### Exercise description
Show all lines from the listing below that contain "Length".

* start Exercise data *

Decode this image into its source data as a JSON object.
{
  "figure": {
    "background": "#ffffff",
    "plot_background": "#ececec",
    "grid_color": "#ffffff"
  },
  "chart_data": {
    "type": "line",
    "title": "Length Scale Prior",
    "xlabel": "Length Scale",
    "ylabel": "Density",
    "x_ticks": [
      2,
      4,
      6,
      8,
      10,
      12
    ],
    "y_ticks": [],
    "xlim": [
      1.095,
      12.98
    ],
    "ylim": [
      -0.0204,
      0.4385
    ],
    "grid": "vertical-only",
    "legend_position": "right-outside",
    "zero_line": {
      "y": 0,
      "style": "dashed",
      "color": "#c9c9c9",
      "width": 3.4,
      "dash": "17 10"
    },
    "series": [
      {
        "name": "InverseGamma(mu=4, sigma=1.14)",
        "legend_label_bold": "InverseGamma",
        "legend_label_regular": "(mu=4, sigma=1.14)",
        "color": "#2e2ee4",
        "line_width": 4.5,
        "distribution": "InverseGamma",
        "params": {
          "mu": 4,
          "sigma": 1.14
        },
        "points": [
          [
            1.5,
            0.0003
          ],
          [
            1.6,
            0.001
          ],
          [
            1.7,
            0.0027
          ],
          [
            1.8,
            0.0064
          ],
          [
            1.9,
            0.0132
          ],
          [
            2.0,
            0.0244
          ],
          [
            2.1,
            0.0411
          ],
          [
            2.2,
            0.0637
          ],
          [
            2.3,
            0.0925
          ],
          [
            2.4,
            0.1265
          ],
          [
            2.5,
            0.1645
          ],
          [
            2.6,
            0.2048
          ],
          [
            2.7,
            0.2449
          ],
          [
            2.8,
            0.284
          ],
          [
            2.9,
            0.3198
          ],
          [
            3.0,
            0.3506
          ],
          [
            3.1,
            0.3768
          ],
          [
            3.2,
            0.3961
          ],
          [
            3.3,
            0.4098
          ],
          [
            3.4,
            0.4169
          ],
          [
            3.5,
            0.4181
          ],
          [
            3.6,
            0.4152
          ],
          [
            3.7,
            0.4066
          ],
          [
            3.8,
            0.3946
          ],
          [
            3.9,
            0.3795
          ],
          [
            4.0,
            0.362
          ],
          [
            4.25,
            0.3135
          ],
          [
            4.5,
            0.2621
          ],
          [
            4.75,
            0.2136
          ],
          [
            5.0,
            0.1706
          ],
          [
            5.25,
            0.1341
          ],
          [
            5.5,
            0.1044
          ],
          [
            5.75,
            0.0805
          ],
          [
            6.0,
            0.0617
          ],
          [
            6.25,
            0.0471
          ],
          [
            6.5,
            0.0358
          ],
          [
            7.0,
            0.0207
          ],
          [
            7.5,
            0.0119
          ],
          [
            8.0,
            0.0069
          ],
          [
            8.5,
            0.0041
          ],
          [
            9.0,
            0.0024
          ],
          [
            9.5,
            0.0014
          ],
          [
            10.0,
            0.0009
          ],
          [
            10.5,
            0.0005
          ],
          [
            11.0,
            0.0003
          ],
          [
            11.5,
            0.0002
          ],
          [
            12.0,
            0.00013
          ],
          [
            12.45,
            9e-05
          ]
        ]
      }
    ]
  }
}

* end Exercise data *

### Correct output
    "title": "Length Scale Prior",
    "xlabel": "Length Scale",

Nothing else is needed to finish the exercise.